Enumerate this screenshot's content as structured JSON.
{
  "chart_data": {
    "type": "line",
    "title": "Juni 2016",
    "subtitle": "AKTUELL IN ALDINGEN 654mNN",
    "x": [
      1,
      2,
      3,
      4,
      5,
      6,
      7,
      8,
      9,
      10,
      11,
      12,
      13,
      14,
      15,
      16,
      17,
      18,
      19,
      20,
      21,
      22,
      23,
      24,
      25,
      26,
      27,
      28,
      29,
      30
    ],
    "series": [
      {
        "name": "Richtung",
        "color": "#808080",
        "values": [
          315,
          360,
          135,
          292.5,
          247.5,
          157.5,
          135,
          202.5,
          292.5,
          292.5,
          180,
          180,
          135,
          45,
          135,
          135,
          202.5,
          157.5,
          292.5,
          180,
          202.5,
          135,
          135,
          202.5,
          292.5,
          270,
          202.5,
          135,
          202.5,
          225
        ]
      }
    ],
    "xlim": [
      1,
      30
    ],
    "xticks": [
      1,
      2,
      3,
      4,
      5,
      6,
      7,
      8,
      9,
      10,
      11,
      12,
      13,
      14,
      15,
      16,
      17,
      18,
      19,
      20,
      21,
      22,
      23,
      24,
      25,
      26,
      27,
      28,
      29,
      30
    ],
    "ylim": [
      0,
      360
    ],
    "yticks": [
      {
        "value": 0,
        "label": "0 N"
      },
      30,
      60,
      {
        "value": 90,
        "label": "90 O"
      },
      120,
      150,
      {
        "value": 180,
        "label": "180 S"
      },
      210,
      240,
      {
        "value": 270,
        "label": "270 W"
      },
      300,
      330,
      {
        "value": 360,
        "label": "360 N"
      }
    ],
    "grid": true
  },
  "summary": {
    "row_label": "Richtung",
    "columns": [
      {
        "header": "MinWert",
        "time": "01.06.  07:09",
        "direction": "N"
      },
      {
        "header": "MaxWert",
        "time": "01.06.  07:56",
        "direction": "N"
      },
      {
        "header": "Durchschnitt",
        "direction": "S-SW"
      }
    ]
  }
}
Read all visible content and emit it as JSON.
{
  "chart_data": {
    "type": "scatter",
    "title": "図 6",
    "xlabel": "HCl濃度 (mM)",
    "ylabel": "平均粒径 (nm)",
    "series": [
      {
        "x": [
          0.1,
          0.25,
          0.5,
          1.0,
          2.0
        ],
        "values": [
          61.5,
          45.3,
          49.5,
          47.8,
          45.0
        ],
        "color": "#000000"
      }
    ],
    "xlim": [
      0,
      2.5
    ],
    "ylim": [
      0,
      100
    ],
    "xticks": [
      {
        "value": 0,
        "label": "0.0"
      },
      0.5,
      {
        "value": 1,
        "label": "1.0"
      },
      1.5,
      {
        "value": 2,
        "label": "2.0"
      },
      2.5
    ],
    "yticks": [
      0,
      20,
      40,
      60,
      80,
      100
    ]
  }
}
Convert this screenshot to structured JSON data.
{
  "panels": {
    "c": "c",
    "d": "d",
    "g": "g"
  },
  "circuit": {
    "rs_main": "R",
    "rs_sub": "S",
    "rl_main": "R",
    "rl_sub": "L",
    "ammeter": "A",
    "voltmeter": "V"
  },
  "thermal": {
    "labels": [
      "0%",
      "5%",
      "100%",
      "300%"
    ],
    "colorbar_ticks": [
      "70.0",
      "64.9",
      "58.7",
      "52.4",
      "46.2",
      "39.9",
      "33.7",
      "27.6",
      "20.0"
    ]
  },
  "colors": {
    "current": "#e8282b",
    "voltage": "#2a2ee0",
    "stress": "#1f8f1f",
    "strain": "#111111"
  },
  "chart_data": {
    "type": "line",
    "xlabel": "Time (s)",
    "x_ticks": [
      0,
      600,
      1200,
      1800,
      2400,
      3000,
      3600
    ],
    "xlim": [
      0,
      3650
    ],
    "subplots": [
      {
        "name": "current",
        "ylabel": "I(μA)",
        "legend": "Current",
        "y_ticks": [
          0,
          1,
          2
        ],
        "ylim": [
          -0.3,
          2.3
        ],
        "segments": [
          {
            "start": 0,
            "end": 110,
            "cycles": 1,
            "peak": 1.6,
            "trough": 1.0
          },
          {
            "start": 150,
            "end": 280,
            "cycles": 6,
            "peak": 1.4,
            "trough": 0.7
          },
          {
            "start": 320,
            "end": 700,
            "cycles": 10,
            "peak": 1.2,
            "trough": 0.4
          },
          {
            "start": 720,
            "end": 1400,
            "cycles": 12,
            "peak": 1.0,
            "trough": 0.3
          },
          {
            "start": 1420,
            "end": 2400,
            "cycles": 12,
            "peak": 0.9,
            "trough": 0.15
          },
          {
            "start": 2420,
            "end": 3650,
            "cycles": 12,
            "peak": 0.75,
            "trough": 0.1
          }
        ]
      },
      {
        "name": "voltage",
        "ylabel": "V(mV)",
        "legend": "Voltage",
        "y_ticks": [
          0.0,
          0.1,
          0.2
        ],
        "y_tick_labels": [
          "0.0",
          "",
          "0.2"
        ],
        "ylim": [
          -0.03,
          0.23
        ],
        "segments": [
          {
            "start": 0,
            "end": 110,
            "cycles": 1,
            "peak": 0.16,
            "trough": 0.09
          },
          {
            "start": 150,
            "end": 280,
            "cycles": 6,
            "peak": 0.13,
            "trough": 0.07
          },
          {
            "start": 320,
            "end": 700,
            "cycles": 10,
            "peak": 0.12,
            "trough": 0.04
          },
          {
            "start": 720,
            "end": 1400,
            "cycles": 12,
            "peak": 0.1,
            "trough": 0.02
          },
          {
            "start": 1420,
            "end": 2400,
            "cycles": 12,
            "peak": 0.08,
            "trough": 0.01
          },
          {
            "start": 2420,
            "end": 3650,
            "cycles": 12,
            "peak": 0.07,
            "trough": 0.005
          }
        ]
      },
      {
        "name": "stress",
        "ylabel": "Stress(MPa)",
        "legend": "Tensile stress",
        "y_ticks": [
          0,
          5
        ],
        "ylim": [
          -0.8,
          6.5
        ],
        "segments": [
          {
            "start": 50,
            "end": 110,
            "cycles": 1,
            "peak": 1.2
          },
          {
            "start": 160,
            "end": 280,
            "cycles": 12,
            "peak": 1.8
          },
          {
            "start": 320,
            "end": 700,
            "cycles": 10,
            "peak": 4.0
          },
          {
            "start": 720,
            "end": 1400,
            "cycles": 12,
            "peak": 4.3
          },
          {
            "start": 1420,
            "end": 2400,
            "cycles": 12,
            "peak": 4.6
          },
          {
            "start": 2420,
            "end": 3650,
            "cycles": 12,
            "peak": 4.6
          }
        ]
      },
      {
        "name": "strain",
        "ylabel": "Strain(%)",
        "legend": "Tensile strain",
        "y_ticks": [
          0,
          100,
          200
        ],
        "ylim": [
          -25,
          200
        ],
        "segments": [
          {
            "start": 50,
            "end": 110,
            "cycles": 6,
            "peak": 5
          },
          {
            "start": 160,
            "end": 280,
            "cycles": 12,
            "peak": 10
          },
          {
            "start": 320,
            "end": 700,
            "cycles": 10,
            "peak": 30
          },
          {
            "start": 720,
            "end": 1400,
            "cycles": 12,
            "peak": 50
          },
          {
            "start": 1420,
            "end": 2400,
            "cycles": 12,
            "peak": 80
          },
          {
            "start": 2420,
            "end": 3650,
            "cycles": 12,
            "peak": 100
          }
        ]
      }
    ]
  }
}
..............................
Problem details: Repeat the material above in full, quoting it exactly.

Worked solution:
Enumerate this screenshot's content as structured JSON.
{
  "chart_data": {
    "type": "line",
    "title": "Juni 2016",
    "subtitle": "AKTUELL IN ALDINGEN 654mNN",
    "x": [
      1,
      2,
      3,
      4,
      5,
      6,
      7,
      8,
      9,
      10,
      11,
      12,
      13,
      14,
      15,
      16,
      17,
      18,
      19,
      20,
      21,
      22,
      23,
      24,
      25,
      26,
      27,
      28,
      29,
      30
    ],
    "series": [
      {
        "name": "Richtung",
        "color": "#808080",
        "values": [
          315,
          360,
          135,
          292.5,
          247.5,
          157.5,
          135,
          202.5,
          292.5,
          292.5,
          180,
          180,
          135,
          45,
          135,
          135,
          202.5,
          157.5,
          292.5,
          180,
          202.5,
          135,
          135,
          202.5,
          292.5,
          270,
          202.5,
          135,
          202.5,
          225
        ]
      }
    ],
    "xlim": [
      1,
      30
    ],
    "xticks": [
      1,
      2,
      3,
      4,
      5,
      6,
      7,
      8,
      9,
      10,
      11,
      12,
      13,
      14,
      15,
      16,
      17,
      18,
      19,
      20,
      21,
      22,
      23,
      24,
      25,
      26,
      27,
      28,
      29,
      30
    ],
    "ylim": [
      0,
      360
    ],
    "yticks": [
      {
        "value": 0,
        "label": "0 N"
      },
      30,
      60,
      {
        "value": 90,
        "label": "90 O"
      },
      120,
      150,
      {
        "value": 180,
        "label": "180 S"
      },
      210,
      240,
      {
        "value": 270,
        "label": "270 W"
      },
      300,
      330,
      {
        "value": 360,
        "label": "360 N"
      }
    ],
    "grid": true
  },
  "summary": {
    "row_label": "Richtung",
    "columns": [
      {
        "header": "MinWert",
        "time": "01.06.  07:09",
        "direction": "N"
      },
      {
        "header": "MaxWert",
        "time": "01.06.  07:56",
        "direction": "N"
      },
      {
        "header": "Durchschnitt",
        "direction": "S-SW"
      }
    ]
  }
}
Read all visible content and emit it as JSON.
{
  "chart_data": {
    "type": "scatter",
    "title": "図 6",
    "xlabel": "HCl濃度 (mM)",
    "ylabel": "平均粒径 (nm)",
    "series": [
      {
        "x": [
          0.1,
          0.25,
          0.5,
          1.0,
          2.0
        ],
        "values": [
          61.5,
          45.3,
          49.5,
          47.8,
          45.0
        ],
        "color": "#000000"
      }
    ],
    "xlim": [
      0,
      2.5
    ],
    "ylim": [
      0,
      100
    ],
    "xticks": [
      {
        "value": 0,
        "label": "0.0"
      },
      0.5,
      {
        "value": 1,
        "label": "1.0"
      },
      1.5,
      {
        "value": 2,
        "label": "2.0"
      },
      2.5
    ],
    "yticks": [
      0,
      20,
      40,
      60,
      80,
      100
    ]
  }
}
Convert this screenshot to structured JSON data.
{
  "panels": {
    "c": "c",
    "d": "d",
    "g": "g"
  },
  "circuit": {
    "rs_main": "R",
    "rs_sub": "S",
    "rl_main": "R",
    "rl_sub": "L",
    "ammeter": "A",
    "voltmeter": "V"
  },
  "thermal": {
    "labels": [
      "0%",
      "5%",
      "100%",
      "300%"
    ],
    "colorbar_ticks": [
      "70.0",
      "64.9",
      "58.7",
      "52.4",
      "46.2",
      "39.9",
      "33.7",
      "27.6",
      "20.0"
    ]
  },
  "colors": {
    "current": "#e8282b",
    "voltage": "#2a2ee0",
    "stress": "#1f8f1f",
    "strain": "#111111"
  },
  "chart_data": {
    "type": "line",
    "xlabel": "Time (s)",
    "x_ticks": [
      0,
      600,
      1200,
      1800,
      2400,
      3000,
      3600
    ],
    "xlim": [
      0,
      3650
    ],
    "subplots": [
      {
        "name": "current",
        "ylabel": "I(μA)",
        "legend": "Current",
        "y_ticks": [
          0,
          1,
          2
        ],
        "ylim": [
          -0.3,
          2.3
        ],
        "segments": [
          {
            "start": 0,
            "end": 110,
            "cycles": 1,
            "peak": 1.6,
            "trough": 1.0
          },
          {
            "start": 150,
            "end": 280,
            "cycles": 6,
            "peak": 1.4,
            "trough": 0.7
          },
          {
            "start": 320,
            "end": 700,
            "cycles": 10,
            "peak": 1.2,
            "trough": 0.4
          },
          {
            "start": 720,
            "end": 1400,
            "cycles": 12,
            "peak": 1.0,
            "trough": 0.3
          },
          {
            "start": 1420,
            "end": 2400,
            "cycles": 12,
            "peak": 0.9,
            "trough": 0.15
          },
          {
            "start": 2420,
            "end": 3650,
            "cycles": 12,
            "peak": 0.75,
            "trough": 0.1
          }
        ]
      },
      {
        "name": "voltage",
        "ylabel": "V(mV)",
        "legend": "Voltage",
        "y_ticks": [
          0.0,
          0.1,
          0.2
        ],
        "y_tick_labels": [
          "0.0",
          "",
          "0.2"
        ],
        "ylim": [
          -0.03,
          0.23
        ],
        "segments": [
          {
            "start": 0,
            "end": 110,
            "cycles": 1,
            "peak": 0.16,
            "trough": 0.09
          },
          {
            "start": 150,
            "end": 280,
            "cycles": 6,
            "peak": 0.13,
            "trough": 0.07
          },
          {
            "start": 320,
            "end": 700,
            "cycles": 10,
            "peak": 0.12,
            "trough": 0.04
          },
          {
            "start": 720,
            "end": 1400,
            "cycles": 12,
            "peak": 0.1,
            "trough": 0.02
          },
          {
            "start": 1420,
            "end": 2400,
            "cycles": 12,
            "peak": 0.08,
            "trough": 0.01
          },
          {
            "start": 2420,
            "end": 3650,
            "cycles": 12,
            "peak": 0.07,
            "trough": 0.005
          }
        ]
      },
      {
        "name": "stress",
        "ylabel": "Stress(MPa)",
        "legend": "Tensile stress",
        "y_ticks": [
          0,
          5
        ],
        "ylim": [
          -0.8,
          6.5
        ],
        "segments": [
          {
            "start": 50,
            "end": 110,
            "cycles": 1,
            "peak": 1.2
          },
          {
            "start": 160,
            "end": 280,
            "cycles": 12,
            "peak": 1.8
          },
          {
            "start": 320,
            "end": 700,
            "cycles": 10,
            "peak": 4.0
          },
          {
            "start": 720,
            "end": 1400,
            "cycles": 12,
            "peak": 4.3
          },
          {
            "start": 1420,
            "end": 2400,
            "cycles": 12,
            "peak": 4.6
          },
          {
            "start": 2420,
            "end": 3650,
            "cycles": 12,
            "peak": 4.6
          }
        ]
      },
      {
        "name": "strain",
        "ylabel": "Strain(%)",
        "legend": "Tensile strain",
        "y_ticks": [
          0,
          100,
          200
        ],
        "ylim": [
          -25,
          200
        ],
        "segments": [
          {
            "start": 50,
            "end": 110,
            "cycles": 6,
            "peak": 5
          },
          {
            "start": 160,
            "end": 280,
            "cycles": 12,
            "peak": 10
          },
          {
            "start": 320,
            "end": 700,
            "cycles": 10,
            "peak": 30
          },
          {
            "start": 720,
            "end": 1400,
            "cycles": 12,
            "peak": 50
          },
          {
            "start": 1420,
            "end": 2400,
            "cycles": 12,
            "peak": 80
          },
          {
            "start": 2420,
            "end": 3650,
            "cycles": 12,
            "peak": 100
          }
        ]
      }
    ]
  }
}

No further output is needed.